• GIVEN TASK:
Will you write out the data exactly, excluding every picture?

• INFORMATION SHOWN:
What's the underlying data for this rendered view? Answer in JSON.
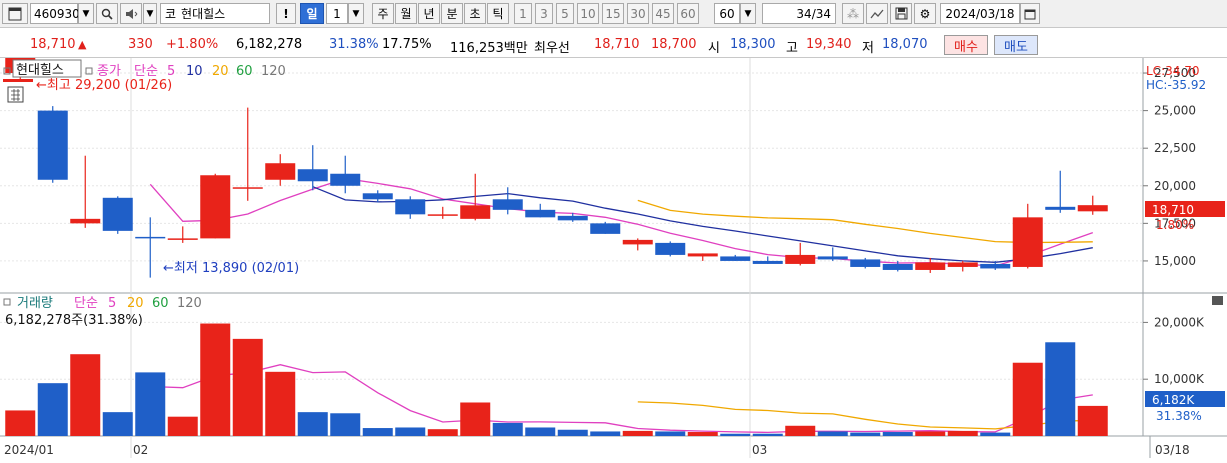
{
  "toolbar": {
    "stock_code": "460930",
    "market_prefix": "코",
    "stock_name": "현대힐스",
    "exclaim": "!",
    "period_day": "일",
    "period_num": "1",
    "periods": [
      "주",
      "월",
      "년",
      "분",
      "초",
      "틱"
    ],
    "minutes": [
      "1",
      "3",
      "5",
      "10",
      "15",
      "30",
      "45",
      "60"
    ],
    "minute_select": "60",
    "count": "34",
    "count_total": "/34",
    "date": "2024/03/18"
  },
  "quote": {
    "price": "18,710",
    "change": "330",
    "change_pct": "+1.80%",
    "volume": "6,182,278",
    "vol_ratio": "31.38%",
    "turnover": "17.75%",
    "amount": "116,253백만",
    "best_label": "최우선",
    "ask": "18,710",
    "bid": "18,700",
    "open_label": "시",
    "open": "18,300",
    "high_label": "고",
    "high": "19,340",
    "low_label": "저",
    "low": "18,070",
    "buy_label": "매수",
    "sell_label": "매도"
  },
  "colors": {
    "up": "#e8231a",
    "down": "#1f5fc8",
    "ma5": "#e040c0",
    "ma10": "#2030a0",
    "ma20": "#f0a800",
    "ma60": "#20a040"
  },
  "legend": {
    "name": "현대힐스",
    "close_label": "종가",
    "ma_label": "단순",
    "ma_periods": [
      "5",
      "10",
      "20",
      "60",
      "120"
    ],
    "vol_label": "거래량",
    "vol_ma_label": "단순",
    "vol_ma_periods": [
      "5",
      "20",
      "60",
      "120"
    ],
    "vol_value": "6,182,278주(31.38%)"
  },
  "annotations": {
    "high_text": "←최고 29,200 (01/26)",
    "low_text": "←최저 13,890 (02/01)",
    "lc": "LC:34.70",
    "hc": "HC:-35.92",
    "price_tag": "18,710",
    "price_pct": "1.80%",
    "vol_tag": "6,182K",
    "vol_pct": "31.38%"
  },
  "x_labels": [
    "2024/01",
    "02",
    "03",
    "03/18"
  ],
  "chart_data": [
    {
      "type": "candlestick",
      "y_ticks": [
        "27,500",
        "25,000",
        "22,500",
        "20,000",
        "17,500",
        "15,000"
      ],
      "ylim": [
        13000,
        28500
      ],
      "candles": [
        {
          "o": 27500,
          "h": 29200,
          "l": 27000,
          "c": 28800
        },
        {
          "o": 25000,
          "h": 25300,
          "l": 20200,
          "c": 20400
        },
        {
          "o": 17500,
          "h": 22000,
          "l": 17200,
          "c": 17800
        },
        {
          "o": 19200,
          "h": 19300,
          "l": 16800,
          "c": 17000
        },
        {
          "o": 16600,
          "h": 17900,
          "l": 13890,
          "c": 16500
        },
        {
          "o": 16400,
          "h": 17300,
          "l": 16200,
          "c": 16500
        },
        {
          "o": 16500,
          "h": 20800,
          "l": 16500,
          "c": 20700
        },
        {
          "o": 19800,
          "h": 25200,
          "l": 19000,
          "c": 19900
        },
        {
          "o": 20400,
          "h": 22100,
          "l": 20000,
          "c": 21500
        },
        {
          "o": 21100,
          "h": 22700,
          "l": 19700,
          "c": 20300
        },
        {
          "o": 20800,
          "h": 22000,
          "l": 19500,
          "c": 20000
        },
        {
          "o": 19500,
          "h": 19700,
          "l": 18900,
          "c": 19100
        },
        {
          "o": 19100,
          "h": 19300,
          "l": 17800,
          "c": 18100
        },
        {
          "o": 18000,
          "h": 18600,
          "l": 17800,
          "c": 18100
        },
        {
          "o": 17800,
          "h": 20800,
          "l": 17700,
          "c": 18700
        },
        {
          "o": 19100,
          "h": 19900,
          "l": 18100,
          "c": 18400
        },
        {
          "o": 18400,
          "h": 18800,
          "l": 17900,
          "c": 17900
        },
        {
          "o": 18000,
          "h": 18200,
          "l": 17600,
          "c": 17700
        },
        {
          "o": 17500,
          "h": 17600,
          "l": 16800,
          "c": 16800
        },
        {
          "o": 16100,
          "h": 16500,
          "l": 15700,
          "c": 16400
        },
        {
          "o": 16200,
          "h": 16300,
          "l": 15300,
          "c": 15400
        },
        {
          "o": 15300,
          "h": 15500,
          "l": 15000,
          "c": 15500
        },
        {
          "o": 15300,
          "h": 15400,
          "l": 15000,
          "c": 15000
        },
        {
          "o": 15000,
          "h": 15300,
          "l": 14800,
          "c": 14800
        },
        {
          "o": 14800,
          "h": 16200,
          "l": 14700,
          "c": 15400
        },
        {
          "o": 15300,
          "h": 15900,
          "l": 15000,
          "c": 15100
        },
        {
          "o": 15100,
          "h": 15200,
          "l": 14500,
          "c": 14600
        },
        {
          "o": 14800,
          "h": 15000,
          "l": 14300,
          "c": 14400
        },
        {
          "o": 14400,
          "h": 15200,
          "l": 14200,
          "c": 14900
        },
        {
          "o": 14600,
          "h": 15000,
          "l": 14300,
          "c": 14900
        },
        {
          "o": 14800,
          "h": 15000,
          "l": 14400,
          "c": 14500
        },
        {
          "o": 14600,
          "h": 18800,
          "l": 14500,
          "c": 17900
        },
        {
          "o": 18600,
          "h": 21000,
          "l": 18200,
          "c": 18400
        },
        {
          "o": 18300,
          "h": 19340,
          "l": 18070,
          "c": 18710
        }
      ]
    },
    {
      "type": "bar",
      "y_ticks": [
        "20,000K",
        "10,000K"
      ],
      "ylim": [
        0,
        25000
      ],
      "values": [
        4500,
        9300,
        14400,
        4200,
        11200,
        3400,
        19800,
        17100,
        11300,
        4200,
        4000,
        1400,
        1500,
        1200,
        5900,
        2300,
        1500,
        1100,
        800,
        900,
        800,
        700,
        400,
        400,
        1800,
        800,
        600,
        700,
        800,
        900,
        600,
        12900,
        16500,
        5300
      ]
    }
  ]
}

• RESULT FOR THIS EXERCISE:
What's the underlying data for this rendered view? Answer in JSON.
{
  "toolbar": {
    "stock_code": "460930",
    "market_prefix": "코",
    "stock_name": "현대힐스",
    "exclaim": "!",
    "period_day": "일",
    "period_num": "1",
    "periods": [
      "주",
      "월",
      "년",
      "분",
      "초",
      "틱"
    ],
    "minutes": [
      "1",
      "3",
      "5",
      "10",
      "15",
      "30",
      "45",
      "60"
    ],
    "minute_select": "60",
    "count": "34",
    "count_total": "/34",
    "date": "2024/03/18"
  },
  "quote": {
    "price": "18,710",
    "change": "330",
    "change_pct": "+1.80%",
    "volume": "6,182,278",
    "vol_ratio": "31.38%",
    "turnover": "17.75%",
    "amount": "116,253백만",
    "best_label": "최우선",
    "ask": "18,710",
    "bid": "18,700",
    "open_label": "시",
    "open": "18,300",
    "high_label": "고",
    "high": "19,340",
    "low_label": "저",
    "low": "18,070",
    "buy_label": "매수",
    "sell_label": "매도"
  },
  "colors": {
    "up": "#e8231a",
    "down": "#1f5fc8",
    "ma5": "#e040c0",
    "ma10": "#2030a0",
    "ma20": "#f0a800",
    "ma60": "#20a040"
  },
  "legend": {
    "name": "현대힐스",
    "close_label": "종가",
    "ma_label": "단순",
    "ma_periods": [
      "5",
      "10",
      "20",
      "60",
      "120"
    ],
    "vol_label": "거래량",
    "vol_ma_label": "단순",
    "vol_ma_periods": [
      "5",
      "20",
      "60",
      "120"
    ],
    "vol_value": "6,182,278주(31.38%)"
  },
  "annotations": {
    "high_text": "←최고 29,200 (01/26)",
    "low_text": "←최저 13,890 (02/01)",
    "lc": "LC:34.70",
    "hc": "HC:-35.92",
    "price_tag": "18,710",
    "price_pct": "1.80%",
    "vol_tag": "6,182K",
    "vol_pct": "31.38%"
  },
  "x_labels": [
    "2024/01",
    "02",
    "03",
    "03/18"
  ],
  "chart_data": [
    {
      "type": "candlestick",
      "y_ticks": [
        "27,500",
        "25,000",
        "22,500",
        "20,000",
        "17,500",
        "15,000"
      ],
      "ylim": [
        13000,
        28500
      ],
      "candles": [
        {
          "o": 27500,
          "h": 29200,
          "l": 27000,
          "c": 28800
        },
        {
          "o": 25000,
          "h": 25300,
          "l": 20200,
          "c": 20400
        },
        {
          "o": 17500,
          "h": 22000,
          "l": 17200,
          "c": 17800
        },
        {
          "o": 19200,
          "h": 19300,
          "l": 16800,
          "c": 17000
        },
        {
          "o": 16600,
          "h": 17900,
          "l": 13890,
          "c": 16500
        },
        {
          "o": 16400,
          "h": 17300,
          "l": 16200,
          "c": 16500
        },
        {
          "o": 16500,
          "h": 20800,
          "l": 16500,
          "c": 20700
        },
        {
          "o": 19800,
          "h": 25200,
          "l": 19000,
          "c": 19900
        },
        {
          "o": 20400,
          "h": 22100,
          "l": 20000,
          "c": 21500
        },
        {
          "o": 21100,
          "h": 22700,
          "l": 19700,
          "c": 20300
        },
        {
          "o": 20800,
          "h": 22000,
          "l": 19500,
          "c": 20000
        },
        {
          "o": 19500,
          "h": 19700,
          "l": 18900,
          "c": 19100
        },
        {
          "o": 19100,
          "h": 19300,
          "l": 17800,
          "c": 18100
        },
        {
          "o": 18000,
          "h": 18600,
          "l": 17800,
          "c": 18100
        },
        {
          "o": 17800,
          "h": 20800,
          "l": 17700,
          "c": 18700
        },
        {
          "o": 19100,
          "h": 19900,
          "l": 18100,
          "c": 18400
        },
        {
          "o": 18400,
          "h": 18800,
          "l": 17900,
          "c": 17900
        },
        {
          "o": 18000,
          "h": 18200,
          "l": 17600,
          "c": 17700
        },
        {
          "o": 17500,
          "h": 17600,
          "l": 16800,
          "c": 16800
        },
        {
          "o": 16100,
          "h": 16500,
          "l": 15700,
          "c": 16400
        },
        {
          "o": 16200,
          "h": 16300,
          "l": 15300,
          "c": 15400
        },
        {
          "o": 15300,
          "h": 15500,
          "l": 15000,
          "c": 15500
        },
        {
          "o": 15300,
          "h": 15400,
          "l": 15000,
          "c": 15000
        },
        {
          "o": 15000,
          "h": 15300,
          "l": 14800,
          "c": 14800
        },
        {
          "o": 14800,
          "h": 16200,
          "l": 14700,
          "c": 15400
        },
        {
          "o": 15300,
          "h": 15900,
          "l": 15000,
          "c": 15100
        },
        {
          "o": 15100,
          "h": 15200,
          "l": 14500,
          "c": 14600
        },
        {
          "o": 14800,
          "h": 15000,
          "l": 14300,
          "c": 14400
        },
        {
          "o": 14400,
          "h": 15200,
          "l": 14200,
          "c": 14900
        },
        {
          "o": 14600,
          "h": 15000,
          "l": 14300,
          "c": 14900
        },
        {
          "o": 14800,
          "h": 15000,
          "l": 14400,
          "c": 14500
        },
        {
          "o": 14600,
          "h": 18800,
          "l": 14500,
          "c": 17900
        },
        {
          "o": 18600,
          "h": 21000,
          "l": 18200,
          "c": 18400
        },
        {
          "o": 18300,
          "h": 19340,
          "l": 18070,
          "c": 18710
        }
      ]
    },
    {
      "type": "bar",
      "y_ticks": [
        "20,000K",
        "10,000K"
      ],
      "ylim": [
        0,
        25000
      ],
      "values": [
        4500,
        9300,
        14400,
        4200,
        11200,
        3400,
        19800,
        17100,
        11300,
        4200,
        4000,
        1400,
        1500,
        1200,
        5900,
        2300,
        1500,
        1100,
        800,
        900,
        800,
        700,
        400,
        400,
        1800,
        800,
        600,
        700,
        800,
        900,
        600,
        12900,
        16500,
        5300
      ]
    }
  ]
}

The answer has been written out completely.